■ GOAL: Can the data below be set down again exactly, line for line?
──────── DATASET RECORDS ────────
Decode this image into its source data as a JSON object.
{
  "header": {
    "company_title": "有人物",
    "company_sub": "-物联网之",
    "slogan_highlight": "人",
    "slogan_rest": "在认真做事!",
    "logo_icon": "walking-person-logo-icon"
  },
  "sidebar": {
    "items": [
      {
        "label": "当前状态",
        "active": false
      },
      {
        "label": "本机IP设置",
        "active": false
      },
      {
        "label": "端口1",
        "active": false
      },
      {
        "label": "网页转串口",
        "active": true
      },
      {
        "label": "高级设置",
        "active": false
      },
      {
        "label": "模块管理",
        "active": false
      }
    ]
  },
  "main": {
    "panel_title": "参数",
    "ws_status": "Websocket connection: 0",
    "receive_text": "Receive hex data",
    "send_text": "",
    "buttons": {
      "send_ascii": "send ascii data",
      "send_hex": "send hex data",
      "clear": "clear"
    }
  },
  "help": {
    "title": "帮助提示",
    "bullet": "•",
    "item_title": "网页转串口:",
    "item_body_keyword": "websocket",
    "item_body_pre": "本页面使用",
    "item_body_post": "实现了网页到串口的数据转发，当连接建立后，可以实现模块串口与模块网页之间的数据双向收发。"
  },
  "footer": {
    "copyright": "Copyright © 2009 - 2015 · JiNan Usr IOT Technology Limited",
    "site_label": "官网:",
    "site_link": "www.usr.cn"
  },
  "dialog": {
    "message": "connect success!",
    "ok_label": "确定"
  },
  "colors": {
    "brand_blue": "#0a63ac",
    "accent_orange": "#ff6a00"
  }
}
────────
■ PROBLEM SOLUTION:
Decode this image into its source data as a JSON object.
{
  "header": {
    "company_title": "有人物",
    "company_sub": "-物联网之",
    "slogan_highlight": "人",
    "slogan_rest": "在认真做事!",
    "logo_icon": "walking-person-logo-icon"
  },
  "sidebar": {
    "items": [
      {
        "label": "当前状态",
        "active": false
      },
      {
        "label": "本机IP设置",
        "active": false
      },
      {
        "label": "端口1",
        "active": false
      },
      {
        "label": "网页转串口",
        "active": true
      },
      {
        "label": "高级设置",
        "active": false
      },
      {
        "label": "模块管理",
        "active": false
      }
    ]
  },
  "main": {
    "panel_title": "参数",
    "ws_status": "Websocket connection: 0",
    "receive_text": "Receive hex data",
    "send_text": "",
    "buttons": {
      "send_ascii": "send ascii data",
      "send_hex": "send hex data",
      "clear": "clear"
    }
  },
  "help": {
    "title": "帮助提示",
    "bullet": "•",
    "item_title": "网页转串口:",
    "item_body_keyword": "websocket",
    "item_body_pre": "本页面使用",
    "item_body_post": "实现了网页到串口的数据转发，当连接建立后，可以实现模块串口与模块网页之间的数据双向收发。"
  },
  "footer": {
    "copyright": "Copyright © 2009 - 2015 · JiNan Usr IOT Technology Limited",
    "site_label": "官网:",
    "site_link": "www.usr.cn"
  },
  "dialog": {
    "message": "connect success!",
    "ok_label": "确定"
  },
  "colors": {
    "brand_blue": "#0a63ac",
    "accent_orange": "#ff6a00"
  }
}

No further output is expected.